* [EXERCISE BRIEF]: Gather every line of the entries that includes the word "label".

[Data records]
+++

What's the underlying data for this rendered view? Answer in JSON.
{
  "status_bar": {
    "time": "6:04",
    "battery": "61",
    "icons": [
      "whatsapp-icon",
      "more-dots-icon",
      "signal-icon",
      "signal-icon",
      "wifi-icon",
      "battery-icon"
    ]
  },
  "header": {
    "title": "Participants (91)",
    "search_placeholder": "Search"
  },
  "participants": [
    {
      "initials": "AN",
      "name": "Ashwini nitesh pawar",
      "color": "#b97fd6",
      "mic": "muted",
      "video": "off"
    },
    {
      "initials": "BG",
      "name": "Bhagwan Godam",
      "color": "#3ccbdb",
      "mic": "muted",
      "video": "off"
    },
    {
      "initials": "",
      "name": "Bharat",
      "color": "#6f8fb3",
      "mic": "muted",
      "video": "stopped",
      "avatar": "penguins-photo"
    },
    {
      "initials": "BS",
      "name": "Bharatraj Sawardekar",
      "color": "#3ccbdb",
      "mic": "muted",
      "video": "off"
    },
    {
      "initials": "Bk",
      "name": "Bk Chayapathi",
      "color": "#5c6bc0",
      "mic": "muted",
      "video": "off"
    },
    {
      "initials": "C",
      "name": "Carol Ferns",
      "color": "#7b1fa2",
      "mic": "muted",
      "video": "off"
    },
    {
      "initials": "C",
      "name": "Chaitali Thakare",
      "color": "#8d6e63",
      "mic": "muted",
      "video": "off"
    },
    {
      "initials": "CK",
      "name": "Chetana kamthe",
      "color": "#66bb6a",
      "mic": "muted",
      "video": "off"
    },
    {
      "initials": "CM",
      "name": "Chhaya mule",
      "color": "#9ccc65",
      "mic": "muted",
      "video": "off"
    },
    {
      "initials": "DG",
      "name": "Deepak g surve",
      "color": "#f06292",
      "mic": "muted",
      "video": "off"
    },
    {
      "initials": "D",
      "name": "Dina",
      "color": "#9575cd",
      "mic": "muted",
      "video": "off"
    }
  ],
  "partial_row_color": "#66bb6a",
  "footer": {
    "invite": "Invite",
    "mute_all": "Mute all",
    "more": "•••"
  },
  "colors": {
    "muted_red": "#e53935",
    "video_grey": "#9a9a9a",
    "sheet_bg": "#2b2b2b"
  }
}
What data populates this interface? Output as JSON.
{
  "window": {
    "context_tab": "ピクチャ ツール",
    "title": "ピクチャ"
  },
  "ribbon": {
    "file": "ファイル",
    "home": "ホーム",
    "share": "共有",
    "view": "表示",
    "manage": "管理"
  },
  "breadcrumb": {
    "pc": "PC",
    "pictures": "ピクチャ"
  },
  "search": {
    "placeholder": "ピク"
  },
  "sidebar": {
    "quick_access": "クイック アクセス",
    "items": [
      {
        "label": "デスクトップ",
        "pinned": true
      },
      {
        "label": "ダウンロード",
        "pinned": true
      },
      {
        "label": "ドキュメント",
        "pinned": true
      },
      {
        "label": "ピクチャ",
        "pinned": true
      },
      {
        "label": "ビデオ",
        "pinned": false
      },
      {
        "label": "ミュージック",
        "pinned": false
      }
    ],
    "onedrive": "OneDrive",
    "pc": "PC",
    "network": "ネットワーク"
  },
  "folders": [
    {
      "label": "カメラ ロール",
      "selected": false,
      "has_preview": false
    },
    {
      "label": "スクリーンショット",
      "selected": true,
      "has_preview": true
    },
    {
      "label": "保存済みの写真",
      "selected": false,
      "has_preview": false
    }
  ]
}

+++

* [FINISHED EXERCISE]:
        "label": "デスクトップ",
        "label": "ダウンロード",
        "label": "ドキュメント",
        "label": "ピクチャ",
        "label": "ビデオ",
        "label": "ミュージック",
      "label": "カメラ ロール",
      "label": "スクリーンショット",
      "label": "保存済みの写真",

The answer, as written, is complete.